Image-based layout entries →
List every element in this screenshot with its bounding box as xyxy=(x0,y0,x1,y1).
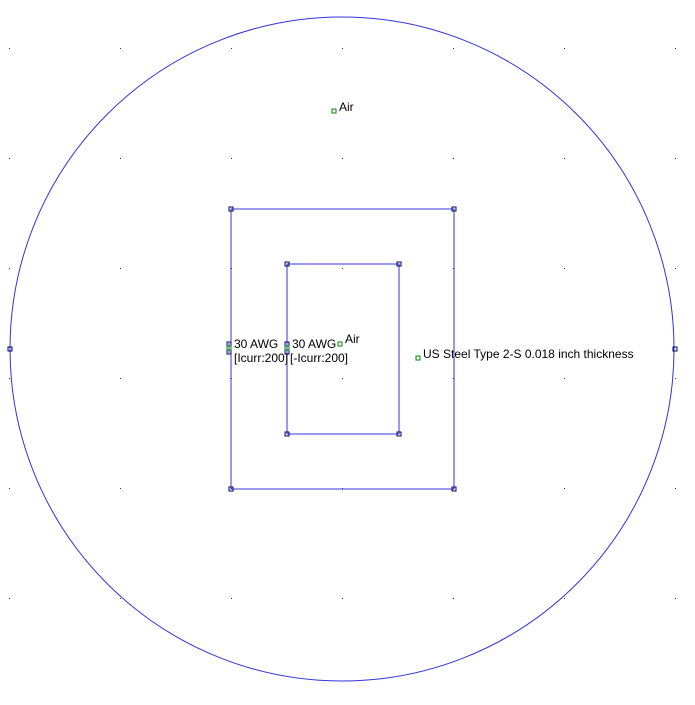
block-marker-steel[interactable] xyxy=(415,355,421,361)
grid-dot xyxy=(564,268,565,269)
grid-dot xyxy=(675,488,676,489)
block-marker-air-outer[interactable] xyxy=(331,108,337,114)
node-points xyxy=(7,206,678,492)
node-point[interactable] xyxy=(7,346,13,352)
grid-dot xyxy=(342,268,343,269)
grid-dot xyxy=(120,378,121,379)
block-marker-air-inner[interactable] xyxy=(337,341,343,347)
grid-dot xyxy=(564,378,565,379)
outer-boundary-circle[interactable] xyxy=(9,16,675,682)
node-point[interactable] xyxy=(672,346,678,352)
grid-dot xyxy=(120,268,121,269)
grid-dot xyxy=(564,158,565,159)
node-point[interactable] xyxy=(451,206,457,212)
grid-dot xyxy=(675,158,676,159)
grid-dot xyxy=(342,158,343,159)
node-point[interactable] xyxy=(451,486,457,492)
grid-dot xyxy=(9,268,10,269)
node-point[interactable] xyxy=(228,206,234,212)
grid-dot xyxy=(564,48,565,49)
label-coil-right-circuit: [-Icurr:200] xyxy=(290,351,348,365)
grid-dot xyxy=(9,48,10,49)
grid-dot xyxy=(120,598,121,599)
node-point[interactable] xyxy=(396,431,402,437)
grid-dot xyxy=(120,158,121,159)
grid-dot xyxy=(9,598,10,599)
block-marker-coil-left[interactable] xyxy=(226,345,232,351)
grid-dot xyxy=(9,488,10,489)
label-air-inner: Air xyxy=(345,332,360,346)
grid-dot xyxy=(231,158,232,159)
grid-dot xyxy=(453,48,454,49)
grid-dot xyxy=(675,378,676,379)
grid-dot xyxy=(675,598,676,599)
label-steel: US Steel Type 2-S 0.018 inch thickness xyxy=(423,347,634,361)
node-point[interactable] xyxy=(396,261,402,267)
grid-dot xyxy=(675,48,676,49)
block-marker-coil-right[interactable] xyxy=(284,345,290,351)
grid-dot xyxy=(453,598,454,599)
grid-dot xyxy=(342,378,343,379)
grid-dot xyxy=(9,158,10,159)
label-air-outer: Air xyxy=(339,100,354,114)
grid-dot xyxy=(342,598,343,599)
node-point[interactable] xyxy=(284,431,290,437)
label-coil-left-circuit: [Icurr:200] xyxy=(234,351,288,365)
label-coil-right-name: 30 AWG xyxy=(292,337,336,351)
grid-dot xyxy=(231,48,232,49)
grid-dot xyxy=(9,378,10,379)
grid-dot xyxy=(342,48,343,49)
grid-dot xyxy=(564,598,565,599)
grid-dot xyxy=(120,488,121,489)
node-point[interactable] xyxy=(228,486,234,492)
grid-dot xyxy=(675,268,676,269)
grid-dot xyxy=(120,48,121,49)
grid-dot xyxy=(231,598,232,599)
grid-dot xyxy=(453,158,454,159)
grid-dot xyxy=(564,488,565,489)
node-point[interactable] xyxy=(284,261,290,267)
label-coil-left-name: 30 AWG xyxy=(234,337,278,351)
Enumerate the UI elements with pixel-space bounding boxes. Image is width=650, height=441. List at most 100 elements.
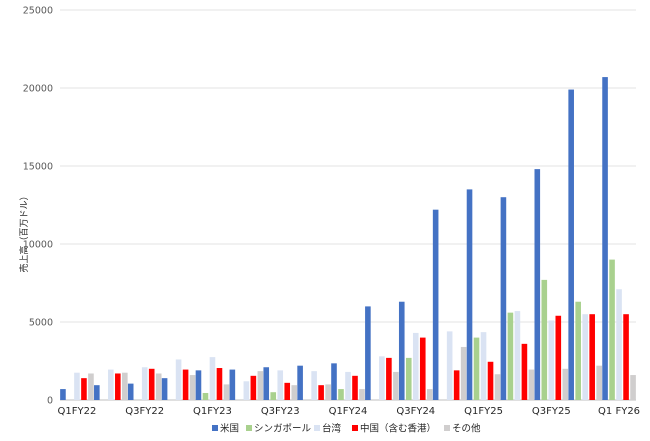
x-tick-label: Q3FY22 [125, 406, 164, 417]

The task →
Print every one of the rows above word for word, but leave the pictures out.

Full solution →
List every element in this screenshot with its bounding box as xyxy=(x0,y0,x1,y1).
block-marker-steel[interactable] xyxy=(415,355,421,361)
grid-dot xyxy=(564,268,565,269)
grid-dot xyxy=(675,488,676,489)
block-marker-air-outer[interactable] xyxy=(331,108,337,114)
node-points xyxy=(7,206,678,492)
node-point[interactable] xyxy=(7,346,13,352)
grid-dot xyxy=(342,268,343,269)
grid-dot xyxy=(120,378,121,379)
block-marker-air-inner[interactable] xyxy=(337,341,343,347)
grid-dot xyxy=(564,378,565,379)
outer-boundary-circle[interactable] xyxy=(9,16,675,682)
node-point[interactable] xyxy=(672,346,678,352)
grid-dot xyxy=(120,268,121,269)
grid-dot xyxy=(564,158,565,159)
node-point[interactable] xyxy=(451,206,457,212)
grid-dot xyxy=(675,158,676,159)
grid-dot xyxy=(342,158,343,159)
node-point[interactable] xyxy=(451,486,457,492)
grid-dot xyxy=(9,268,10,269)
node-point[interactable] xyxy=(228,206,234,212)
grid-dot xyxy=(564,48,565,49)
label-coil-right-circuit: [-Icurr:200] xyxy=(290,351,348,365)
grid-dot xyxy=(9,48,10,49)
grid-dot xyxy=(120,598,121,599)
node-point[interactable] xyxy=(396,431,402,437)
grid-dot xyxy=(120,158,121,159)
grid-dot xyxy=(9,598,10,599)
block-marker-coil-left[interactable] xyxy=(226,345,232,351)
grid-dot xyxy=(9,488,10,489)
label-air-inner: Air xyxy=(345,332,360,346)
grid-dot xyxy=(231,158,232,159)
grid-dot xyxy=(453,48,454,49)
grid-dot xyxy=(675,378,676,379)
grid-dot xyxy=(675,598,676,599)
label-steel: US Steel Type 2-S 0.018 inch thickness xyxy=(423,347,634,361)
node-point[interactable] xyxy=(396,261,402,267)
grid-dot xyxy=(675,48,676,49)
block-marker-coil-right[interactable] xyxy=(284,345,290,351)
grid-dot xyxy=(453,598,454,599)
grid-dot xyxy=(342,378,343,379)
grid-dot xyxy=(9,158,10,159)
label-air-outer: Air xyxy=(339,100,354,114)
grid-dot xyxy=(342,598,343,599)
node-point[interactable] xyxy=(284,431,290,437)
label-coil-left-circuit: [Icurr:200] xyxy=(234,351,288,365)
label-coil-right-name: 30 AWG xyxy=(292,337,336,351)
grid-dot xyxy=(231,48,232,49)
grid-dot xyxy=(9,378,10,379)
grid-dot xyxy=(342,48,343,49)
grid-dot xyxy=(564,598,565,599)
grid-dot xyxy=(120,488,121,489)
node-point[interactable] xyxy=(228,486,234,492)
grid-dot xyxy=(675,268,676,269)
grid-dot xyxy=(120,48,121,49)
grid-dot xyxy=(231,598,232,599)
grid-dot xyxy=(453,158,454,159)
grid-dot xyxy=(564,488,565,489)
node-point[interactable] xyxy=(284,261,290,267)
label-coil-left-name: 30 AWG xyxy=(234,337,278,351)
Enumerate the UI elements with pixel-space bounding boxes. Image is width=650, height=441. List at most 100 elements.
x-tick-label: Q3FY22 [125, 406, 164, 417]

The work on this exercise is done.